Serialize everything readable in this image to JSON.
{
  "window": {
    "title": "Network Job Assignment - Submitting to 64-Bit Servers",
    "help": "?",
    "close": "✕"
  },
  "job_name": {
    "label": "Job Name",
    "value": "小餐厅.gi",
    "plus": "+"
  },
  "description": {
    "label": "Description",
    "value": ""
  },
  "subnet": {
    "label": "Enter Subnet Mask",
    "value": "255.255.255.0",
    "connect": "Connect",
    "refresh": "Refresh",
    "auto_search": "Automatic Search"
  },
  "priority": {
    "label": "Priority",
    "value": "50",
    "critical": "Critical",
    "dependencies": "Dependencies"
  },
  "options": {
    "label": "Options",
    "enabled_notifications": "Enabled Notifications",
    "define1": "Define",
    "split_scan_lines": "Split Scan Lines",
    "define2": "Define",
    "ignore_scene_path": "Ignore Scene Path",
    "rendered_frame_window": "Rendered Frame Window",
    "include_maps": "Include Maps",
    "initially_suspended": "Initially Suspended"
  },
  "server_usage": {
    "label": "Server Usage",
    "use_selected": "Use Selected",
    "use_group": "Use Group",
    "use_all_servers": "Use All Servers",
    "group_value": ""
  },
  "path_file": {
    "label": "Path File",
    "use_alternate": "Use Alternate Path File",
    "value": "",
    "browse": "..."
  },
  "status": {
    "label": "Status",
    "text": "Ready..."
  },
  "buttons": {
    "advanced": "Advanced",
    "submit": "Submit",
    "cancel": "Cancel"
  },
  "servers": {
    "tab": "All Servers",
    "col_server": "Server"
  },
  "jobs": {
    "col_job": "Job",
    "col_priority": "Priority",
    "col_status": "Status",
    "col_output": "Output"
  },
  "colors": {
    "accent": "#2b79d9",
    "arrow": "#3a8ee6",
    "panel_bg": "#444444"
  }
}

• **Requirement**:
Make an exact copy of the records.

• **Solution to the problem**:
Serialize everything readable in this image to JSON.
{
  "window": {
    "title": "Network Job Assignment - Submitting to 64-Bit Servers",
    "help": "?",
    "close": "✕"
  },
  "job_name": {
    "label": "Job Name",
    "value": "小餐厅.gi",
    "plus": "+"
  },
  "description": {
    "label": "Description",
    "value": ""
  },
  "subnet": {
    "label": "Enter Subnet Mask",
    "value": "255.255.255.0",
    "connect": "Connect",
    "refresh": "Refresh",
    "auto_search": "Automatic Search"
  },
  "priority": {
    "label": "Priority",
    "value": "50",
    "critical": "Critical",
    "dependencies": "Dependencies"
  },
  "options": {
    "label": "Options",
    "enabled_notifications": "Enabled Notifications",
    "define1": "Define",
    "split_scan_lines": "Split Scan Lines",
    "define2": "Define",
    "ignore_scene_path": "Ignore Scene Path",
    "rendered_frame_window": "Rendered Frame Window",
    "include_maps": "Include Maps",
    "initially_suspended": "Initially Suspended"
  },
  "server_usage": {
    "label": "Server Usage",
    "use_selected": "Use Selected",
    "use_group": "Use Group",
    "use_all_servers": "Use All Servers",
    "group_value": ""
  },
  "path_file": {
    "label": "Path File",
    "use_alternate": "Use Alternate Path File",
    "value": "",
    "browse": "..."
  },
  "status": {
    "label": "Status",
    "text": "Ready..."
  },
  "buttons": {
    "advanced": "Advanced",
    "submit": "Submit",
    "cancel": "Cancel"
  },
  "servers": {
    "tab": "All Servers",
    "col_server": "Server"
  },
  "jobs": {
    "col_job": "Job",
    "col_priority": "Priority",
    "col_status": "Status",
    "col_output": "Output"
  },
  "colors": {
    "accent": "#2b79d9",
    "arrow": "#3a8ee6",
    "panel_bg": "#444444"
  }
}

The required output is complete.